§ **Problem to solve**: Return exactly the span of lines that opens with the line containing "Transcribe the text in this document." and closes with the last line of the data, inclusive.

§ **Data listing**:

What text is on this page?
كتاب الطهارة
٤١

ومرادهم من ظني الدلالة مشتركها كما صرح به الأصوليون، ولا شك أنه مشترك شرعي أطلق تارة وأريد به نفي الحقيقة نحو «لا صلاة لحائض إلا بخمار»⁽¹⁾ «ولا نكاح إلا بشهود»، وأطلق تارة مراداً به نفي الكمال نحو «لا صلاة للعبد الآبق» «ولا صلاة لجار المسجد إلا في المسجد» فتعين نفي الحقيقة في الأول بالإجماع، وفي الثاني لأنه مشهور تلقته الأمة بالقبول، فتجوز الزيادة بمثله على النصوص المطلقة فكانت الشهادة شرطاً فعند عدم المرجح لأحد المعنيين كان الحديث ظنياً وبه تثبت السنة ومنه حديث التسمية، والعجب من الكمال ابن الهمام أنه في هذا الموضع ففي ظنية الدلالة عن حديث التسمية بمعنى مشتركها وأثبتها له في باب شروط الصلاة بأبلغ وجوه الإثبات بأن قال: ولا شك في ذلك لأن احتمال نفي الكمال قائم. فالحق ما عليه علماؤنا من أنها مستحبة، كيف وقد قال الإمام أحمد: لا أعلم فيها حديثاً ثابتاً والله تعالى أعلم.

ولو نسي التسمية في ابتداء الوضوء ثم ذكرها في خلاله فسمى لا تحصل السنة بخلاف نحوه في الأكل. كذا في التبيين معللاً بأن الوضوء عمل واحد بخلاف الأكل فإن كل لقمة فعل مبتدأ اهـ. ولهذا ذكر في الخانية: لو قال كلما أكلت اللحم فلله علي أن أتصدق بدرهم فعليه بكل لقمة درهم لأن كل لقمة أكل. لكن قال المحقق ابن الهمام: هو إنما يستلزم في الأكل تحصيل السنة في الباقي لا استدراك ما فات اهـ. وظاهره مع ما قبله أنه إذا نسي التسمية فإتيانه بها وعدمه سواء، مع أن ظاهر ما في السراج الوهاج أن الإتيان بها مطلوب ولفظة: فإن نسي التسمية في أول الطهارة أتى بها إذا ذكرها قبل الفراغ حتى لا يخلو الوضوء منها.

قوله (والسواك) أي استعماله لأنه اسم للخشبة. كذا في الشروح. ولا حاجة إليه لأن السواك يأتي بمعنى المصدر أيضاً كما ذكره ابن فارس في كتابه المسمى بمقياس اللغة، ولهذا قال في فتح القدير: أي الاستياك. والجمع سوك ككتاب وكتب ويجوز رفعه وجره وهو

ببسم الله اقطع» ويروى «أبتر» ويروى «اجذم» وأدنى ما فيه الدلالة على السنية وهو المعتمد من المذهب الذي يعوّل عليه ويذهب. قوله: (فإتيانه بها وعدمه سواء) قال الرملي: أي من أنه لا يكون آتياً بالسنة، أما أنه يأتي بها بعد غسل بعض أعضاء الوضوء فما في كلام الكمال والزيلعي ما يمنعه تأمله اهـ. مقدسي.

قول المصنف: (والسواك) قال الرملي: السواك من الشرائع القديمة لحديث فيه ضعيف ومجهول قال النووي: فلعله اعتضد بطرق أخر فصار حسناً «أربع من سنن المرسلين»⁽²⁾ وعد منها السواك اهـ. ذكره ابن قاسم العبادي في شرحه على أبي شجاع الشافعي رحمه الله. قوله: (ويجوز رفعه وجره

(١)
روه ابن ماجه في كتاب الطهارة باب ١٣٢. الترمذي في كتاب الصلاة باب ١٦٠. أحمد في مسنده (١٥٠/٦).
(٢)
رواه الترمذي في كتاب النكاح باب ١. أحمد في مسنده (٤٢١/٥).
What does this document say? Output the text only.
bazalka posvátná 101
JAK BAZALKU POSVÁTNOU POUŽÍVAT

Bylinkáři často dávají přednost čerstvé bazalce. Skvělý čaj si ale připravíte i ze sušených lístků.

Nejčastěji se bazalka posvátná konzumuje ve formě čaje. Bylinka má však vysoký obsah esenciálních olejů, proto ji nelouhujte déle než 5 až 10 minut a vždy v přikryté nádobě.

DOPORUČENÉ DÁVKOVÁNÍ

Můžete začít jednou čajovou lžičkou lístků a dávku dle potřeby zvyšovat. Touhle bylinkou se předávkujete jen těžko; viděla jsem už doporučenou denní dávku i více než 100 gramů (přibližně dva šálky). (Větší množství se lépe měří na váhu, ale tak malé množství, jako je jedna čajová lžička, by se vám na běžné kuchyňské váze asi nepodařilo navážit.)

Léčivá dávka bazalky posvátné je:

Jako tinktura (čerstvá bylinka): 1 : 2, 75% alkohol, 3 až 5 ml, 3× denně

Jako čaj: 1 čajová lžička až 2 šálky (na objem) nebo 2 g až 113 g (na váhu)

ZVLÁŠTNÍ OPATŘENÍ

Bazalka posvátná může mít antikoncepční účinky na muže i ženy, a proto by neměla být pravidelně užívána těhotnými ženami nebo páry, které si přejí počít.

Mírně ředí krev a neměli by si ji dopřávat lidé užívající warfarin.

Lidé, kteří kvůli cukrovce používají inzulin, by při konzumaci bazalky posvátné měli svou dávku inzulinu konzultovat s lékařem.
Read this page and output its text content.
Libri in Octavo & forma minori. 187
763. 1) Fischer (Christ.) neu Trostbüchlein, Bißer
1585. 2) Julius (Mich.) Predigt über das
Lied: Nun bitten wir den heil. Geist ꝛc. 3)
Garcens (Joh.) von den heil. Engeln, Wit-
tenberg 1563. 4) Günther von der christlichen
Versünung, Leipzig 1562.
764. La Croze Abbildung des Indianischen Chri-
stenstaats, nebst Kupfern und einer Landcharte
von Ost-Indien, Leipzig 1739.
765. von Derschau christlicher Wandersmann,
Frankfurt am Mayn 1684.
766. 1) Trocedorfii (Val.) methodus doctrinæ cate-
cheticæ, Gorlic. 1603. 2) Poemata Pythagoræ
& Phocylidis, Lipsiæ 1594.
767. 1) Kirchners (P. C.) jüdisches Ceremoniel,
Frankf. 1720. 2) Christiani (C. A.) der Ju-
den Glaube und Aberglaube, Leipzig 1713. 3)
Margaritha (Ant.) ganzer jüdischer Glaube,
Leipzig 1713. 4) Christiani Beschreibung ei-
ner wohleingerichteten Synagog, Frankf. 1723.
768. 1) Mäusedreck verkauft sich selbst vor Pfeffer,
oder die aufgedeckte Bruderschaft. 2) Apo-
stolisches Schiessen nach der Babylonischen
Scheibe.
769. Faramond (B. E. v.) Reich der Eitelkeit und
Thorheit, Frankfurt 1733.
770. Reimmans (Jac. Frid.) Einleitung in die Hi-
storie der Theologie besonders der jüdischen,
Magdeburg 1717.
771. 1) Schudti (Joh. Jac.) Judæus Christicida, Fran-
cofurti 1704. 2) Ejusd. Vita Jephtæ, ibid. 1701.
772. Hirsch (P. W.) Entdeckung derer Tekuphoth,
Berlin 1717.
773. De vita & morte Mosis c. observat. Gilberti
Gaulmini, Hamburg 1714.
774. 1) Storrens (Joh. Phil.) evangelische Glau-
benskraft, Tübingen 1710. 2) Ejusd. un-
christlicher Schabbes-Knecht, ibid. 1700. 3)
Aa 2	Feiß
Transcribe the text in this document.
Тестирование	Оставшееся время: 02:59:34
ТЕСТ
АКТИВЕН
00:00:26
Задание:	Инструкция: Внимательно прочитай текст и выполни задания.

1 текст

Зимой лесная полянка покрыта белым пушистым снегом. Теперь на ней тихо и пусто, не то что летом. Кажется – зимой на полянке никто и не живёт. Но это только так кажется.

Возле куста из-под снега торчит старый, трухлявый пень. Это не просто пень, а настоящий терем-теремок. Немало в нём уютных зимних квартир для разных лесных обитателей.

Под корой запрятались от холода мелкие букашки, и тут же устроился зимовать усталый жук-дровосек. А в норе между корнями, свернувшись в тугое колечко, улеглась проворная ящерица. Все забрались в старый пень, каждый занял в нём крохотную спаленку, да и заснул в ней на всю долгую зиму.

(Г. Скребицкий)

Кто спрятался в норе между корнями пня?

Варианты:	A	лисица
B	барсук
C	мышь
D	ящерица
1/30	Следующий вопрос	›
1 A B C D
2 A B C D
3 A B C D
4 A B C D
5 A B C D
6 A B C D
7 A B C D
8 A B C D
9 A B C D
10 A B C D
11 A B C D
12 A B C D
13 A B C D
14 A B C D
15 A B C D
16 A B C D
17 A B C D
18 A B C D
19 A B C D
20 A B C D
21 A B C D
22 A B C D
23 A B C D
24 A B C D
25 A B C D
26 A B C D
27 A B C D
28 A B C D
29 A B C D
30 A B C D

§ **Reply**:
Transcribe the text in this document.
Тестирование	Оставшееся время: 02:59:34
ТЕСТ
АКТИВЕН
00:00:26
Задание:	Инструкция: Внимательно прочитай текст и выполни задания.

1 текст

Зимой лесная полянка покрыта белым пушистым снегом. Теперь на ней тихо и пусто, не то что летом. Кажется – зимой на полянке никто и не живёт. Но это только так кажется.

Возле куста из-под снега торчит старый, трухлявый пень. Это не просто пень, а настоящий терем-теремок. Немало в нём уютных зимних квартир для разных лесных обитателей.

Под корой запрятались от холода мелкие букашки, и тут же устроился зимовать усталый жук-дровосек. А в норе между корнями, свернувшись в тугое колечко, улеглась проворная ящерица. Все забрались в старый пень, каждый занял в нём крохотную спаленку, да и заснул в ней на всю долгую зиму.

(Г. Скребицкий)

Кто спрятался в норе между корнями пня?

Варианты:	A	лисица
B	барсук
C	мышь
D	ящерица
1/30	Следующий вопрос	›
1 A B C D
2 A B C D
3 A B C D
4 A B C D
5 A B C D
6 A B C D
7 A B C D
8 A B C D
9 A B C D
10 A B C D
11 A B C D
12 A B C D
13 A B C D
14 A B C D
15 A B C D
16 A B C D
17 A B C D
18 A B C D
19 A B C D
20 A B C D
21 A B C D
22 A B C D
23 A B C D
24 A B C D
25 A B C D
26 A B C D
27 A B C D
28 A B C D
29 A B C D
30 A B C D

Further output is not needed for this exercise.